───── Records for processing

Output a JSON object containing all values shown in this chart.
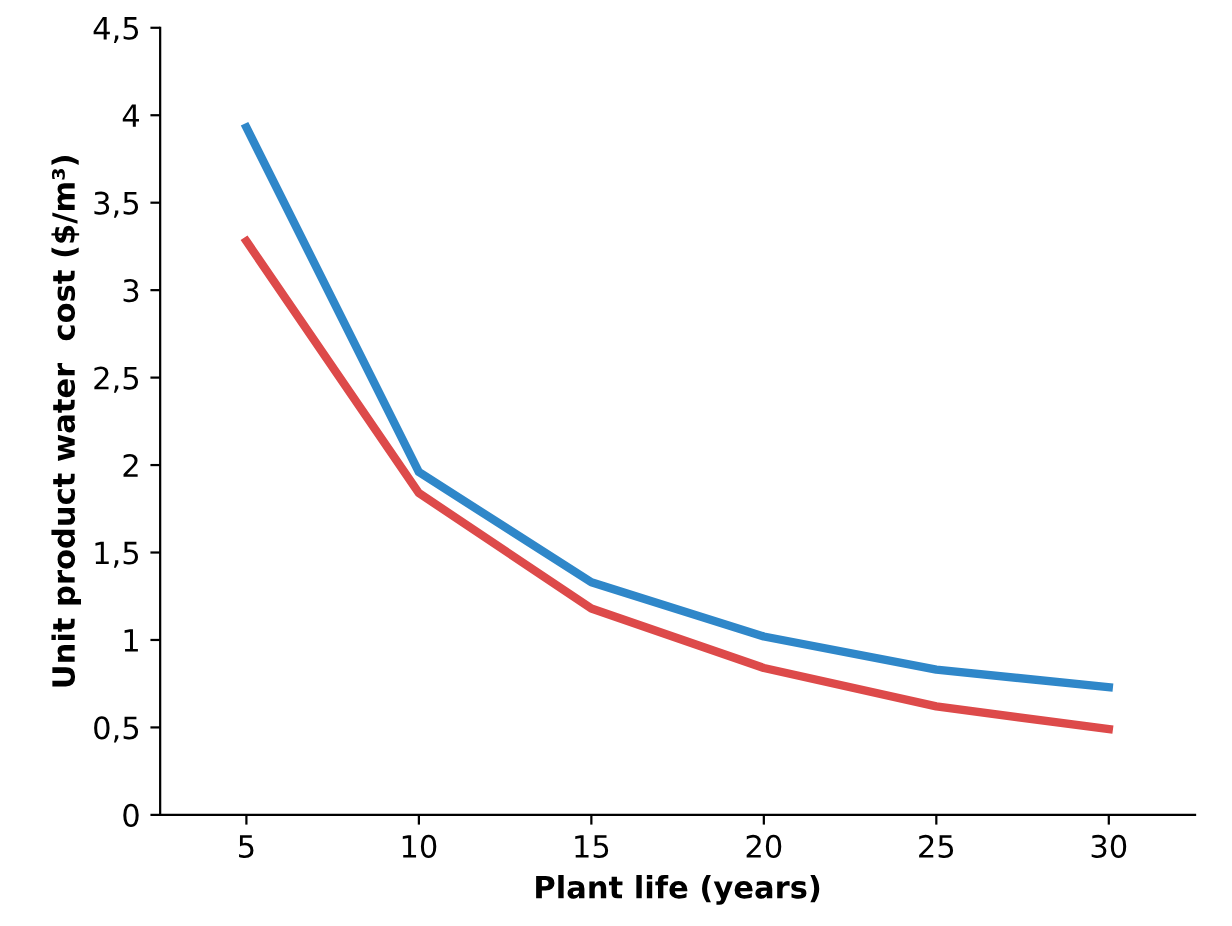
{
  "chart_data": {
    "type": "line",
    "xlabel": "Plant life (years)",
    "ylabel": "Unit product water  cost ($/m³)",
    "categories": [
      "5",
      "10",
      "15",
      "20",
      "25",
      "30"
    ],
    "series": [
      {
        "color": "#2f87c9",
        "values": [
          3.93,
          1.96,
          1.33,
          1.02,
          0.83,
          0.73
        ]
      },
      {
        "color": "#dd4a4a",
        "values": [
          3.28,
          1.84,
          1.18,
          0.84,
          0.62,
          0.49
        ]
      }
    ],
    "ylim": [
      0,
      4.5
    ],
    "yticks": [
      0,
      {
        "value": 0.5,
        "label": "0,5"
      },
      1,
      {
        "value": 1.5,
        "label": "1,5"
      },
      2,
      {
        "value": 2.5,
        "label": "2,5"
      },
      3,
      {
        "value": 3.5,
        "label": "3,5"
      },
      4,
      {
        "value": 4.5,
        "label": "4,5"
      }
    ],
    "grid": false
  }
}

──────────

The records above are to be reproduced exactly; the pictures are to be left out.

> Correct result
Output a JSON object containing all values shown in this chart.
{
  "chart_data": {
    "type": "line",
    "xlabel": "Plant life (years)",
    "ylabel": "Unit product water  cost ($/m³)",
    "categories": [
      "5",
      "10",
      "15",
      "20",
      "25",
      "30"
    ],
    "series": [
      {
        "color": "#2f87c9",
        "values": [
          3.93,
          1.96,
          1.33,
          1.02,
          0.83,
          0.73
        ]
      },
      {
        "color": "#dd4a4a",
        "values": [
          3.28,
          1.84,
          1.18,
          0.84,
          0.62,
          0.49
        ]
      }
    ],
    "ylim": [
      0,
      4.5
    ],
    "yticks": [
      0,
      {
        "value": 0.5,
        "label": "0,5"
      },
      1,
      {
        "value": 1.5,
        "label": "1,5"
      },
      2,
      {
        "value": 2.5,
        "label": "2,5"
      },
      3,
      {
        "value": 3.5,
        "label": "3,5"
      },
      4,
      {
        "value": 4.5,
        "label": "4,5"
      }
    ],
    "grid": false
  }
}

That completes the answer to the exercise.